== Given data ==

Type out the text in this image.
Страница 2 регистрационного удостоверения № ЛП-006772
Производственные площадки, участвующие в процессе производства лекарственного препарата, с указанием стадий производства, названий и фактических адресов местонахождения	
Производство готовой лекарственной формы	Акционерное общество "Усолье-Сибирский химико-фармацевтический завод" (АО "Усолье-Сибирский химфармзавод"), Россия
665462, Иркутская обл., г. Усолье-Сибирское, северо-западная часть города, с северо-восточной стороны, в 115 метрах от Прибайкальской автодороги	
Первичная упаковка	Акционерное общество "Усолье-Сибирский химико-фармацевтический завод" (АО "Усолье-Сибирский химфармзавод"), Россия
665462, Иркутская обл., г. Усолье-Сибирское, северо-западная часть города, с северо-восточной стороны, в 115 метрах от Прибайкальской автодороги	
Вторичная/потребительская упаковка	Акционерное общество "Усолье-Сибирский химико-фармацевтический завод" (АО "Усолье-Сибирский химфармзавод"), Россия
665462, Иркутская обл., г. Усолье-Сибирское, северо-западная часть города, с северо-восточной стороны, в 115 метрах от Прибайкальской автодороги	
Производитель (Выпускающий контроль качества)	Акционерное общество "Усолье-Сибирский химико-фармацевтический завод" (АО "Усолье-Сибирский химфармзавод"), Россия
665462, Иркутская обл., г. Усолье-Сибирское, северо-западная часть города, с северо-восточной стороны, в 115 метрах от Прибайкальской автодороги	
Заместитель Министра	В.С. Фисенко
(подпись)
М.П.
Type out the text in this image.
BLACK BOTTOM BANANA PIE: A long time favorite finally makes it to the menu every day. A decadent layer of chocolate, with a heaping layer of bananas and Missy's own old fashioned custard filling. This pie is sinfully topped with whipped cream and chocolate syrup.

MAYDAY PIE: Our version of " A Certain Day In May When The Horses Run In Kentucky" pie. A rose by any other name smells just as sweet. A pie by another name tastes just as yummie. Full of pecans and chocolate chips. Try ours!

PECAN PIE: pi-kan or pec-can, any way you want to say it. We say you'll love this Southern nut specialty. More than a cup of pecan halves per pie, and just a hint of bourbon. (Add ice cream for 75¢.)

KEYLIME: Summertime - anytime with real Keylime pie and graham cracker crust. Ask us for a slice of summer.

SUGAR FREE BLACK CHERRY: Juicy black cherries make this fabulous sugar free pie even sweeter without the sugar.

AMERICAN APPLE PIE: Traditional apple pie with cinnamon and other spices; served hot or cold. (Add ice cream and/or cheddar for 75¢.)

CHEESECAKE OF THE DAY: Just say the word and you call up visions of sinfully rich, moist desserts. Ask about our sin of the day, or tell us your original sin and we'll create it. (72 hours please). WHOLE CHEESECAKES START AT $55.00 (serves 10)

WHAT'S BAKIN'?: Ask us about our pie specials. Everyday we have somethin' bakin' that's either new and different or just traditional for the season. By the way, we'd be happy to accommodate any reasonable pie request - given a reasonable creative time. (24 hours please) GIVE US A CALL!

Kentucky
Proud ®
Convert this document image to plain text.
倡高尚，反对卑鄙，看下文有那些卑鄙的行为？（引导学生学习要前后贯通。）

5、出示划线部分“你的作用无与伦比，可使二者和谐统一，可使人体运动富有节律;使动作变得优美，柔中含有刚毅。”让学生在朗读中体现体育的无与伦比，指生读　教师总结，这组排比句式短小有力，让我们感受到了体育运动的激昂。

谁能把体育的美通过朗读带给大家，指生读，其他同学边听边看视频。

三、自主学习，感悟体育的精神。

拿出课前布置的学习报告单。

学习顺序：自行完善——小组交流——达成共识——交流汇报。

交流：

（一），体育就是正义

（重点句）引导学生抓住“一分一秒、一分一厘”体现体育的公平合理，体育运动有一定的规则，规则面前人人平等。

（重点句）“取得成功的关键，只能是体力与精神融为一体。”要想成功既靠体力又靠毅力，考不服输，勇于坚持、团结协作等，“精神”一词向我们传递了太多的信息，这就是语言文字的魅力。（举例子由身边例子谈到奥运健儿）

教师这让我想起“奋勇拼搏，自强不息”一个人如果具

== Work required ==
From the entries above, pull out each line that includes "Kentucky".

== Task solution ==
MAYDAY PIE: Our version of " A Certain Day In May When The Horses Run In Kentucky" pie. A rose by any other name smells just as sweet. A pie by another name tastes just as yummie. Full of pecans and chocolate chips. Try ours!
Kentucky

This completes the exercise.